Data records:
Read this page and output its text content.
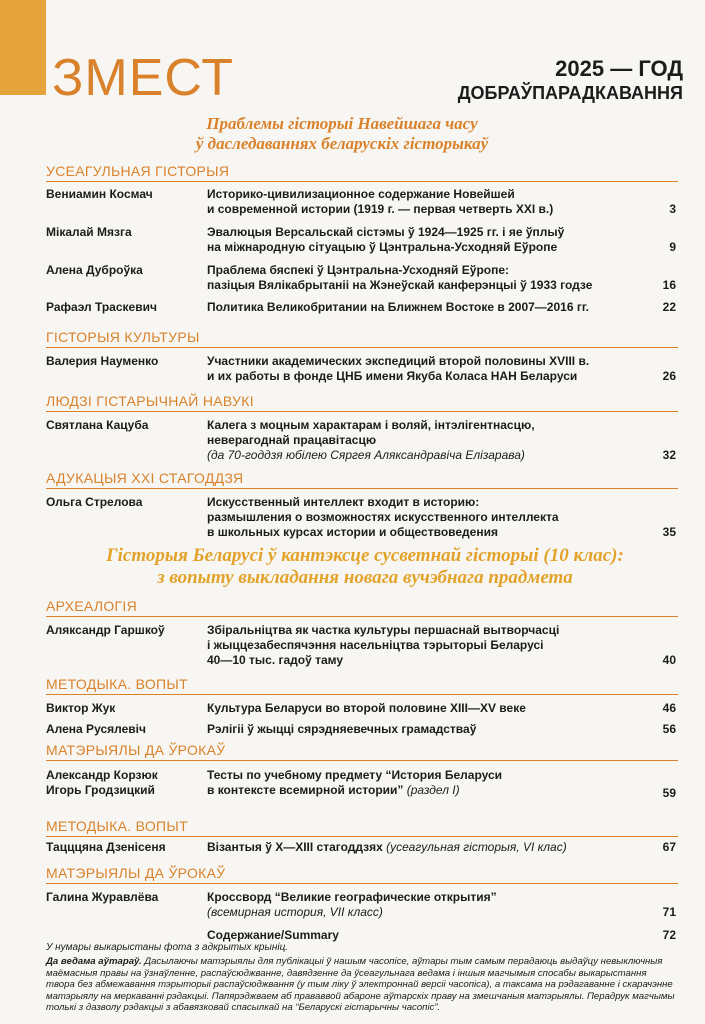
ЗМЕСТ	2025 — ГОД
ДОБРАЎПАРАДКАВАННЯ
Праблемы гісторыі Навейшага часу
ў даследаваннях беларускіх гісторыкаў
Гісторыя Беларусі ў кантэксце сусветнай гісторыі (10 клас):
з вопыту выкладання новага вучэбнага прадмета
УСЕАГУЛЬНАЯ ГІСТОРЫЯ
ГІСТОРЫЯ КУЛЬТУРЫ
ЛЮДЗІ ГІСТАРЫЧНАЙ НАВУКІ
АДУКАЦЫЯ XXI СТАГОДДЗЯ
АРХЕАЛОГІЯ
МЕТОДЫКА. ВОПЫТ
МАТЭРЫЯЛЫ ДА ЎРОКАЎ
МЕТОДЫКА. ВОПЫТ
МАТЭРЫЯЛЫ ДА ЎРОКАЎ
Вениамин Космач	Историко-цивилизационное содержание Новейшей
и современной истории (1919 г. — первая четверть XXI в.)	3
Мікалай Мязга	Эвалюцыя Версальскай сістэмы ў 1924—1925 гг. і яе ўплыў
на міжнародную сітуацыю ў Цэнтральна-Усходняй Еўропе	9
Алена Дуброўка	Праблема бяспекі ў Цэнтральна-Усходняй Еўропе:
пазіцыя Вялікабрытаніі на Жэнеўскай канферэнцыі ў 1933 годзе	16
Рафаэл Траскевич	Политика Великобритании на Ближнем Востоке в 2007—2016 гг.	22
Валерия Науменко	Участники академических экспедиций второй половины XVIII в.
и их работы в фонде ЦНБ имени Якуба Коласа НАН Беларуси	26
Святлана Кацуба	Калега з моцным характарам і воляй, інтэлігентнасцю,
невераго‍днай працавітасцю
(да 70-годдзя юбілею Сяргея Аляксандравіча Елізарава)	32
Ольга Стрелова	Искусственный интеллект входит в историю:
размышления о возможностях искусственного интеллекта
в школьных курсах истории и обществоведения	35
Аляксандр Гаршкоў	Збіральніцтва як частка культуры першаснай вытворчасці
і жыццезабеспячэння насельніцтва тэрыторыі Беларусі
40—10 тыс. гадоў таму	40
Виктор Жук	Культура Беларуси во второй половине XIII—XV веке	46
Алена Русялевіч	Рэлігіі ў жыцці сярэдняевечных грамадстваў	56
Александр Корзюк
Игорь Гродзицкий
Тесты по учебному предмету “История Беларуси
в контексте всемирной истории” (раздел І)	59
Тацццяна Дзенісеня	Візантыя ў X—XIII стагоддзях (усеагульная гісторыя, VI клас)	67
Галина Журавлёва	Кроссворд “Великие географические открытия”
(всемирная история, VII класс)	71
Содержание/Summary	72
У нумары выкарыстаны фота з адкрытых крыніц.
Да ведама аўтараў. Дасылаючы матэрыялы для публікацыі ў нашым часопісе, аўтары тым самым перадаюць выдаўцу невыключныя маёмасныя правы на ўзнаўленне, распаўсюджванне, давядзенне да ўсеагульнага ведама і іншыя магчымыя спосабы выкарыстання твора без абмежавання тэрыторыі распаўсюджвання (у тым ліку ў электроннай версіі часопіса), а таксама на рэдагаванне і скарачэнне матэрыялу на меркаванні рэдакцыі. Папярэджваем аб прававвой абароне аўтарскіх праву на змешчаныя матэрыялы. Перадрук магчымы толькі з дазволу рэдакцыі з абавязковай спасылкай на “Беларускі гістарычны часопіс”.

What you need to do: Reproduce the full listing above verbatim, with no pictures included.

Output of the exercise:
Read this page and output its text content.
ЗМЕСТ	2025 — ГОД
ДОБРАЎПАРАДКАВАННЯ
Праблемы гісторыі Навейшага часу
ў даследаваннях беларускіх гісторыкаў
Гісторыя Беларусі ў кантэксце сусветнай гісторыі (10 клас):
з вопыту выкладання новага вучэбнага прадмета
УСЕАГУЛЬНАЯ ГІСТОРЫЯ
ГІСТОРЫЯ КУЛЬТУРЫ
ЛЮДЗІ ГІСТАРЫЧНАЙ НАВУКІ
АДУКАЦЫЯ XXI СТАГОДДЗЯ
АРХЕАЛОГІЯ
МЕТОДЫКА. ВОПЫТ
МАТЭРЫЯЛЫ ДА ЎРОКАЎ
МЕТОДЫКА. ВОПЫТ
МАТЭРЫЯЛЫ ДА ЎРОКАЎ
Вениамин Космач	Историко-цивилизационное содержание Новейшей
и современной истории (1919 г. — первая четверть XXI в.)	3
Мікалай Мязга	Эвалюцыя Версальскай сістэмы ў 1924—1925 гг. і яе ўплыў
на міжнародную сітуацыю ў Цэнтральна-Усходняй Еўропе	9
Алена Дуброўка	Праблема бяспекі ў Цэнтральна-Усходняй Еўропе:
пазіцыя Вялікабрытаніі на Жэнеўскай канферэнцыі ў 1933 годзе	16
Рафаэл Траскевич	Политика Великобритании на Ближнем Востоке в 2007—2016 гг.	22
Валерия Науменко	Участники академических экспедиций второй половины XVIII в.
и их работы в фонде ЦНБ имени Якуба Коласа НАН Беларуси	26
Святлана Кацуба	Калега з моцным характарам і воляй, інтэлігентнасцю,
невераго‍днай працавітасцю
(да 70-годдзя юбілею Сяргея Аляксандравіча Елізарава)	32
Ольга Стрелова	Искусственный интеллект входит в историю:
размышления о возможностях искусственного интеллекта
в школьных курсах истории и обществоведения	35
Аляксандр Гаршкоў	Збіральніцтва як частка культуры першаснай вытворчасці
і жыццезабеспячэння насельніцтва тэрыторыі Беларусі
40—10 тыс. гадоў таму	40
Виктор Жук	Культура Беларуси во второй половине XIII—XV веке	46
Алена Русялевіч	Рэлігіі ў жыцці сярэдняевечных грамадстваў	56
Александр Корзюк
Игорь Гродзицкий
Тесты по учебному предмету “История Беларуси
в контексте всемирной истории” (раздел І)	59
Тацццяна Дзенісеня	Візантыя ў X—XIII стагоддзях (усеагульная гісторыя, VI клас)	67
Галина Журавлёва	Кроссворд “Великие географические открытия”
(всемирная история, VII класс)	71
Содержание/Summary	72
У нумары выкарыстаны фота з адкрытых крыніц.
Да ведама аўтараў. Дасылаючы матэрыялы для публікацыі ў нашым часопісе, аўтары тым самым перадаюць выдаўцу невыключныя маёмасныя правы на ўзнаўленне, распаўсюджванне, давядзенне да ўсеагульнага ведама і іншыя магчымыя спосабы выкарыстання твора без абмежавання тэрыторыі распаўсюджвання (у тым ліку ў электроннай версіі часопіса), а таксама на рэдагаванне і скарачэнне матэрыялу на меркаванні рэдакцыі. Папярэджваем аб прававвой абароне аўтарскіх праву на змешчаныя матэрыялы. Перадрук магчымы толькі з дазволу рэдакцыі з абавязковай спасылкай на “Беларускі гістарычны часопіс”.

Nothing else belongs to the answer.